## SET PROBLEM
Each entry must appear again exactly as it does in the source.
## begin RAW DATA
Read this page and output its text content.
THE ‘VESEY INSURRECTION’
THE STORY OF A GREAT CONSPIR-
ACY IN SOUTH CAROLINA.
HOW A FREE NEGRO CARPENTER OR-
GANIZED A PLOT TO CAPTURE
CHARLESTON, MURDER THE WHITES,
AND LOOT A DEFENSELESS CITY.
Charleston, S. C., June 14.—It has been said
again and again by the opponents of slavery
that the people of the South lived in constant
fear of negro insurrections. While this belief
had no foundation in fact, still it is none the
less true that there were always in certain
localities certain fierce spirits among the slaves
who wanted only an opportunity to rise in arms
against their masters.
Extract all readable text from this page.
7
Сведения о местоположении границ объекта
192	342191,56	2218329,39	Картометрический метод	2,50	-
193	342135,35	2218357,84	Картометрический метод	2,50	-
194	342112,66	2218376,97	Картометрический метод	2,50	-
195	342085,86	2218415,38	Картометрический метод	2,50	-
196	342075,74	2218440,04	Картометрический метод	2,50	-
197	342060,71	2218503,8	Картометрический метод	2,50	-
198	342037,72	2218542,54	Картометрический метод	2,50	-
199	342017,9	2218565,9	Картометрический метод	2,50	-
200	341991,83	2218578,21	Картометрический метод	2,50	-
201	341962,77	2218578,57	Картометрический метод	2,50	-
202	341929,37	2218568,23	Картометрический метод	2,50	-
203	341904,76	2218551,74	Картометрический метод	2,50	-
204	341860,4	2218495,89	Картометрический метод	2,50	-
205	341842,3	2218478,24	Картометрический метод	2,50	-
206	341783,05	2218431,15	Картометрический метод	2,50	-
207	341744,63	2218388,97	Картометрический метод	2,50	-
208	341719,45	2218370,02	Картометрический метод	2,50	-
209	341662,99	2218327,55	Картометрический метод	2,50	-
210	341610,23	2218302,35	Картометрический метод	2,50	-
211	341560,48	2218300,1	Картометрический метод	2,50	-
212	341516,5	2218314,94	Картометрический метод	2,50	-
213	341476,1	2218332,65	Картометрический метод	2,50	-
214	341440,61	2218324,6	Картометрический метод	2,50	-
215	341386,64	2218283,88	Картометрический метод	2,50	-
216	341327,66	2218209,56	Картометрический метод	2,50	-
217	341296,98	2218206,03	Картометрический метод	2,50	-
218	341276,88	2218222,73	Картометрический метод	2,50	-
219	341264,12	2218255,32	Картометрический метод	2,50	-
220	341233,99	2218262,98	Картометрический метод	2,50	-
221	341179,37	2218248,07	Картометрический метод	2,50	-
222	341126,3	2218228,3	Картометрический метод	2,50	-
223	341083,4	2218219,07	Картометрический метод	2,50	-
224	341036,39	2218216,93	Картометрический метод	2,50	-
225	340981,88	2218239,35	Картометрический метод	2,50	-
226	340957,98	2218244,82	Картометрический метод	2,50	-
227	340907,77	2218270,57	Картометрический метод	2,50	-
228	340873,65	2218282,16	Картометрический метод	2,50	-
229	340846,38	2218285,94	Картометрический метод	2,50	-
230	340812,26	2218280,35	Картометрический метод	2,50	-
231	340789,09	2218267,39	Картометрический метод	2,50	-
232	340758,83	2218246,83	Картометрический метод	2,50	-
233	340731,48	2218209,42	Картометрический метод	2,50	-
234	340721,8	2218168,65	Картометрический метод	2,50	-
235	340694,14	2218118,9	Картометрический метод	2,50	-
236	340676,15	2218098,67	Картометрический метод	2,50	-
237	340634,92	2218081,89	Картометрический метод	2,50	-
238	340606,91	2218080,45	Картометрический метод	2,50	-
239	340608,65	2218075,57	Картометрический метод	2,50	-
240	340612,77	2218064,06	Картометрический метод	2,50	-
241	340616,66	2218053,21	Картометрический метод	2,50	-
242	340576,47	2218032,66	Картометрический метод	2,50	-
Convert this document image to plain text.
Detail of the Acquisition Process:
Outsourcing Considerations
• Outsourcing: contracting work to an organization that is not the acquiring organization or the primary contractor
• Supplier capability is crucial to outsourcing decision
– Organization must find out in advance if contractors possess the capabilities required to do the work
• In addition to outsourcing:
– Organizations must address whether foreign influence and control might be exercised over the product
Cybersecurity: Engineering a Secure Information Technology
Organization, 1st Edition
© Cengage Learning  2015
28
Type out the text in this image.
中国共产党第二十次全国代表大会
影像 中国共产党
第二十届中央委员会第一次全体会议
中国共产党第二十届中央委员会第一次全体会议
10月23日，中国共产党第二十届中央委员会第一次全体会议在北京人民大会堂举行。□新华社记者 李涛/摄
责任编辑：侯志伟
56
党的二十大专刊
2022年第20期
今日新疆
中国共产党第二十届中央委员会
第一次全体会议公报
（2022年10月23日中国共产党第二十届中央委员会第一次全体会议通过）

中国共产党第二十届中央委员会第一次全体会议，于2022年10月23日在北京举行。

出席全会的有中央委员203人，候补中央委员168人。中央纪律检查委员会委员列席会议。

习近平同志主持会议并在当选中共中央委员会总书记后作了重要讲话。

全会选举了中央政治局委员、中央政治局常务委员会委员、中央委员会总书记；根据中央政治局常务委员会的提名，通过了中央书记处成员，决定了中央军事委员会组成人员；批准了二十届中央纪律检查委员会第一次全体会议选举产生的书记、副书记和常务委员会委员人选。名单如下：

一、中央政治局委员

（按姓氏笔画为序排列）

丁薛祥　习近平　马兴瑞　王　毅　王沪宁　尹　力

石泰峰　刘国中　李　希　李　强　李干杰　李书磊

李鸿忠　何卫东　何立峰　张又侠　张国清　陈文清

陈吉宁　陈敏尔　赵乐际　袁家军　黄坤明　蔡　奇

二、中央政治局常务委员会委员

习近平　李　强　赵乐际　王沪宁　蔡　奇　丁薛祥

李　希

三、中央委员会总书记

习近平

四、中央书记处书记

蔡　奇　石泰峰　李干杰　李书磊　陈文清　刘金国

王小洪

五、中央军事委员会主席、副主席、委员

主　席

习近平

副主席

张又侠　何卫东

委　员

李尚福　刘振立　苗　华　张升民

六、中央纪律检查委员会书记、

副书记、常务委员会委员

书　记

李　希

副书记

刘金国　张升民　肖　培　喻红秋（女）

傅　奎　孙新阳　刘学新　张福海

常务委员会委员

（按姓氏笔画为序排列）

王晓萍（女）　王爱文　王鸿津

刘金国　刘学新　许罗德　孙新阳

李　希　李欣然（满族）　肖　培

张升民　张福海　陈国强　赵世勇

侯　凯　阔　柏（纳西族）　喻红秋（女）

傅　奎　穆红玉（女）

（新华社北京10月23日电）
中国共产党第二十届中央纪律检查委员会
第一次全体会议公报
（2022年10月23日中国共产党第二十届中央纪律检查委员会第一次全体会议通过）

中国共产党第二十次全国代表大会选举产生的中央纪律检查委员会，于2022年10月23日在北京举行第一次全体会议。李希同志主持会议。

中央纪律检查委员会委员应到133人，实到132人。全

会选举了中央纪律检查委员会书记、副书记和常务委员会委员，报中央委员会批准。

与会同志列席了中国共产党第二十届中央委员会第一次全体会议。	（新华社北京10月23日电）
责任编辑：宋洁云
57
## end RAW DATA
## TASK OUTPUT
Read this page and output its text content.
THE ‘VESEY INSURRECTION’
THE STORY OF A GREAT CONSPIR-
ACY IN SOUTH CAROLINA.
HOW A FREE NEGRO CARPENTER OR-
GANIZED A PLOT TO CAPTURE
CHARLESTON, MURDER THE WHITES,
AND LOOT A DEFENSELESS CITY.
Charleston, S. C., June 14.—It has been said
again and again by the opponents of slavery
that the people of the South lived in constant
fear of negro insurrections. While this belief
had no foundation in fact, still it is none the
less true that there were always in certain
localities certain fierce spirits among the slaves
who wanted only an opportunity to rise in arms
against their masters.
Extract all readable text from this page.
7
Сведения о местоположении границ объекта
192	342191,56	2218329,39	Картометрический метод	2,50	-
193	342135,35	2218357,84	Картометрический метод	2,50	-
194	342112,66	2218376,97	Картометрический метод	2,50	-
195	342085,86	2218415,38	Картометрический метод	2,50	-
196	342075,74	2218440,04	Картометрический метод	2,50	-
197	342060,71	2218503,8	Картометрический метод	2,50	-
198	342037,72	2218542,54	Картометрический метод	2,50	-
199	342017,9	2218565,9	Картометрический метод	2,50	-
200	341991,83	2218578,21	Картометрический метод	2,50	-
201	341962,77	2218578,57	Картометрический метод	2,50	-
202	341929,37	2218568,23	Картометрический метод	2,50	-
203	341904,76	2218551,74	Картометрический метод	2,50	-
204	341860,4	2218495,89	Картометрический метод	2,50	-
205	341842,3	2218478,24	Картометрический метод	2,50	-
206	341783,05	2218431,15	Картометрический метод	2,50	-
207	341744,63	2218388,97	Картометрический метод	2,50	-
208	341719,45	2218370,02	Картометрический метод	2,50	-
209	341662,99	2218327,55	Картометрический метод	2,50	-
210	341610,23	2218302,35	Картометрический метод	2,50	-
211	341560,48	2218300,1	Картометрический метод	2,50	-
212	341516,5	2218314,94	Картометрический метод	2,50	-
213	341476,1	2218332,65	Картометрический метод	2,50	-
214	341440,61	2218324,6	Картометрический метод	2,50	-
215	341386,64	2218283,88	Картометрический метод	2,50	-
216	341327,66	2218209,56	Картометрический метод	2,50	-
217	341296,98	2218206,03	Картометрический метод	2,50	-
218	341276,88	2218222,73	Картометрический метод	2,50	-
219	341264,12	2218255,32	Картометрический метод	2,50	-
220	341233,99	2218262,98	Картометрический метод	2,50	-
221	341179,37	2218248,07	Картометрический метод	2,50	-
222	341126,3	2218228,3	Картометрический метод	2,50	-
223	341083,4	2218219,07	Картометрический метод	2,50	-
224	341036,39	2218216,93	Картометрический метод	2,50	-
225	340981,88	2218239,35	Картометрический метод	2,50	-
226	340957,98	2218244,82	Картометрический метод	2,50	-
227	340907,77	2218270,57	Картометрический метод	2,50	-
228	340873,65	2218282,16	Картометрический метод	2,50	-
229	340846,38	2218285,94	Картометрический метод	2,50	-
230	340812,26	2218280,35	Картометрический метод	2,50	-
231	340789,09	2218267,39	Картометрический метод	2,50	-
232	340758,83	2218246,83	Картометрический метод	2,50	-
233	340731,48	2218209,42	Картометрический метод	2,50	-
234	340721,8	2218168,65	Картометрический метод	2,50	-
235	340694,14	2218118,9	Картометрический метод	2,50	-
236	340676,15	2218098,67	Картометрический метод	2,50	-
237	340634,92	2218081,89	Картометрический метод	2,50	-
238	340606,91	2218080,45	Картометрический метод	2,50	-
239	340608,65	2218075,57	Картометрический метод	2,50	-
240	340612,77	2218064,06	Картометрический метод	2,50	-
241	340616,66	2218053,21	Картометрический метод	2,50	-
242	340576,47	2218032,66	Картометрический метод	2,50	-
Convert this document image to plain text.
Detail of the Acquisition Process:
Outsourcing Considerations
• Outsourcing: contracting work to an organization that is not the acquiring organization or the primary contractor
• Supplier capability is crucial to outsourcing decision
– Organization must find out in advance if contractors possess the capabilities required to do the work
• In addition to outsourcing:
– Organizations must address whether foreign influence and control might be exercised over the product
Cybersecurity: Engineering a Secure Information Technology
Organization, 1st Edition
© Cengage Learning  2015
28
Type out the text in this image.
中国共产党第二十次全国代表大会
影像 中国共产党
第二十届中央委员会第一次全体会议
中国共产党第二十届中央委员会第一次全体会议
10月23日，中国共产党第二十届中央委员会第一次全体会议在北京人民大会堂举行。□新华社记者 李涛/摄
责任编辑：侯志伟
56
党的二十大专刊
2022年第20期
今日新疆
中国共产党第二十届中央委员会
第一次全体会议公报
（2022年10月23日中国共产党第二十届中央委员会第一次全体会议通过）

中国共产党第二十届中央委员会第一次全体会议，于2022年10月23日在北京举行。

出席全会的有中央委员203人，候补中央委员168人。中央纪律检查委员会委员列席会议。

习近平同志主持会议并在当选中共中央委员会总书记后作了重要讲话。

全会选举了中央政治局委员、中央政治局常务委员会委员、中央委员会总书记；根据中央政治局常务委员会的提名，通过了中央书记处成员，决定了中央军事委员会组成人员；批准了二十届中央纪律检查委员会第一次全体会议选举产生的书记、副书记和常务委员会委员人选。名单如下：

一、中央政治局委员

（按姓氏笔画为序排列）

丁薛祥　习近平　马兴瑞　王　毅　王沪宁　尹　力

石泰峰　刘国中　李　希　李　强　李干杰　李书磊

李鸿忠　何卫东　何立峰　张又侠　张国清　陈文清

陈吉宁　陈敏尔　赵乐际　袁家军　黄坤明　蔡　奇

二、中央政治局常务委员会委员

习近平　李　强　赵乐际　王沪宁　蔡　奇　丁薛祥

李　希

三、中央委员会总书记

习近平

四、中央书记处书记

蔡　奇　石泰峰　李干杰　李书磊　陈文清　刘金国

王小洪

五、中央军事委员会主席、副主席、委员

主　席

习近平

副主席

张又侠　何卫东

委　员

李尚福　刘振立　苗　华　张升民

六、中央纪律检查委员会书记、

副书记、常务委员会委员

书　记

李　希

副书记

刘金国　张升民　肖　培　喻红秋（女）

傅　奎　孙新阳　刘学新　张福海

常务委员会委员

（按姓氏笔画为序排列）

王晓萍（女）　王爱文　王鸿津

刘金国　刘学新　许罗德　孙新阳

李　希　李欣然（满族）　肖　培

张升民　张福海　陈国强　赵世勇

侯　凯　阔　柏（纳西族）　喻红秋（女）

傅　奎　穆红玉（女）

（新华社北京10月23日电）
中国共产党第二十届中央纪律检查委员会
第一次全体会议公报
（2022年10月23日中国共产党第二十届中央纪律检查委员会第一次全体会议通过）

中国共产党第二十次全国代表大会选举产生的中央纪律检查委员会，于2022年10月23日在北京举行第一次全体会议。李希同志主持会议。

中央纪律检查委员会委员应到133人，实到132人。全

会选举了中央纪律检查委员会书记、副书记和常务委员会委员，报中央委员会批准。

与会同志列席了中国共产党第二十届中央委员会第一次全体会议。	（新华社北京10月23日电）
责任编辑：宋洁云
57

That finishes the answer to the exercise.